_PAGE TEXT_
=======

How Many Gods?    The Rev.Dr. Patricia Ramsden

    

    Sometimes when I preach, I put on my pastor’s hat like when I preach on grief or the pain we feel in life.  Sometimes I put on my prophet’s hat, like when I preach on God’s call for his love and mercy to come into our world and our responsibilities to make that happen.  Sometimes it’s my preacher’s hat when I talk about how we need to go about living out the life of faith and what the scriptures teach us about how to do that.  And sometimes I put on my teacher’s hat, my theologian’s hat, like during these next several weeks when we are going to delve into questions of who God is and what difference that makes to us and the faith.  

    Over the next few weeks we are going to look at the Nicene Creed - the earliest creed written down about our faith - and why it’s still so important for us today - why we still use it today - and why it’s the most widely used creed in all the Christian world.  Afterall, it was written centuries ago in 325 and then revised only once in 381.  

    Back then Christianity was still young and talking about - arguing about - what form the faith would take and who exactly Jesus the Christ was in relationship to God - and who God was in relationship to Jesus.  Nothing could be more fundamental to the faith than the answer to those questions.  And they are still questions that people ask today.  

    Was Jesus truly God or just a man with a special knowledge and relationship to God? 

    If Jesus is God, is he equal to God the Father or was he a lesser God? 

    Or was Jesus another way of understanding God, a different method of God revealing himself?  

    And, finally, if Jesus is God, do Christians believe in one God or more than one God?  And how or why? 

    The Nicene Creed was written as the first - and some would say - best answer to those questions - questions that both Christians and those interested in finding out more about Christianity asked then and still ask now.  

    The emporer Constantine was more than interested in these answers because the debate threatened to tear the church apart, so he called together more than 300 Bishops from across the empire to pray, argue, listen to the Spirit of God, pray, and use logic, read the scriptures, and pray and come to some conclusions about how, in the end, Jesus was related to God and to us.  

    One of the first arguments they looked at was the one that said that there is just one God, above all of our knowing who wanted us to have a glimpse as to who He was and is, so he revealed himself first as God the Father; then when that didn’t quite do it, he revealed himself as God the Son and finally as God the Spirit.  All revealed something about the one God who we cannot know fully.  And they came in sequence and were not all God at the same time.  They were revealing God one at a time, but not at the same time.  One disappeared as soon as the other showed up.  

    God the Father stopped being as soon as God the Son showed up on the scene.  And the same thing happened to God the Son when God the Spirit showed up.  They were all different ways - different means - different modes - of knowing God.  

    But that created problems too. For instance, if God the Father ceased to exist when God the Son showed up who was Jesus praying to?  Why did he consistently pray to God the Father if God the Father no longer existed?  

    And could God even cease to be in one form to take on another?  Did one God disappear so another could take his place?  The answer of the Council was no.  God the Father, God the Son, and God the Spirit were not just different ways of knowing God.  They were God - as Godself.    

    

    A theologian named Arius had a different interpretation.  And his interpretation still has some popularity today among people who aren’t Christian - and even some who are.

=======

_DATA LISTING_
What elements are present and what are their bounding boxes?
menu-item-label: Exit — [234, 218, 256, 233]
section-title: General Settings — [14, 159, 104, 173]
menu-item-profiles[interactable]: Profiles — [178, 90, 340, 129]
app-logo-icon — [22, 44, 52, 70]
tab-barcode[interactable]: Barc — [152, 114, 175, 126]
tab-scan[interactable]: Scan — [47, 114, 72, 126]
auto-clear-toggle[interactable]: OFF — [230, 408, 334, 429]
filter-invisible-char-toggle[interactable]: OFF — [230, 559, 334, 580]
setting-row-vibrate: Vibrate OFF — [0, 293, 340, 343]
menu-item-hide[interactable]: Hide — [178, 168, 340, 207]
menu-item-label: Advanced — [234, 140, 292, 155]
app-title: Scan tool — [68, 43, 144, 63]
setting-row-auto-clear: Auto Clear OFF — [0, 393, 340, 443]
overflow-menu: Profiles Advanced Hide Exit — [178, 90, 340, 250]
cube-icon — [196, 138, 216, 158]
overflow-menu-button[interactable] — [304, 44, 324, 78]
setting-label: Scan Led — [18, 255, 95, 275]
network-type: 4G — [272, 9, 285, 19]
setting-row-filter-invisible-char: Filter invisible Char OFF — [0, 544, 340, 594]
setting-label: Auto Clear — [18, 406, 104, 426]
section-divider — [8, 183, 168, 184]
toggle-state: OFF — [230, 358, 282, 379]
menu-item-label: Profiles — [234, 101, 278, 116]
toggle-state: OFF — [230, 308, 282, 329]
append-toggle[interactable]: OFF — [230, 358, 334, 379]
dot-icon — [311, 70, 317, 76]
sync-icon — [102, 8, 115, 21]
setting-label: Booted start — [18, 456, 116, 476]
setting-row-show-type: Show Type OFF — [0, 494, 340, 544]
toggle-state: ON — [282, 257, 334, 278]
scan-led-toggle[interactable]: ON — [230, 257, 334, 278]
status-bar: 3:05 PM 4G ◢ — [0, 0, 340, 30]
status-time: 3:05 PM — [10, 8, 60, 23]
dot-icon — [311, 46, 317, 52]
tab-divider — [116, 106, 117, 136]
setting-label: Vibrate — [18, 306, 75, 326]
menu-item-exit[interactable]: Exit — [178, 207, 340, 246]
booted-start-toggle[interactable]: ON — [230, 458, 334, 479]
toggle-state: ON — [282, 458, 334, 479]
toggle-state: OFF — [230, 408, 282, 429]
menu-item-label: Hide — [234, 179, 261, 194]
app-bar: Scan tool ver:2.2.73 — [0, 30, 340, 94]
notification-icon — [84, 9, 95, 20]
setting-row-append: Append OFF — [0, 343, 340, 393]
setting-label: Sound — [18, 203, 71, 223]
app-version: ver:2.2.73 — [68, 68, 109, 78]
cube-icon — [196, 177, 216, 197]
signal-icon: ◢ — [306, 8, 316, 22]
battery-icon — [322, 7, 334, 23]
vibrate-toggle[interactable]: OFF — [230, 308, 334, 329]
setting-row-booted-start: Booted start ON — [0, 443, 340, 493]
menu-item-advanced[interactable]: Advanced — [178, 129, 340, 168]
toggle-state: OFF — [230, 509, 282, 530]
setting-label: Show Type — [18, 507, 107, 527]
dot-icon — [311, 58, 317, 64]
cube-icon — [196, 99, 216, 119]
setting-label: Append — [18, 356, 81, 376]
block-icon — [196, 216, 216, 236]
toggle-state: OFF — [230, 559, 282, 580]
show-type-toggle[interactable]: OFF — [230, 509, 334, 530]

=======

_TASK DESCRIPTION_
Could you copy, word for word, the stretch of the Nicene Creed sermon from "God the Father stopped" through "no longer existed?"?

_COMPLETED TASK_
God the Father stopped being as soon as God the Son showed up on the scene.  And the same thing happened to God the Son when God the Spirit showed up.  They were all different ways - different means - different modes - of knowing God.  

    But that created problems too. For instance, if God the Father ceased to exist when God the Son showed up who was Jesus praying to?  Why did he consistently pray to God the Father if God the Father no longer existed?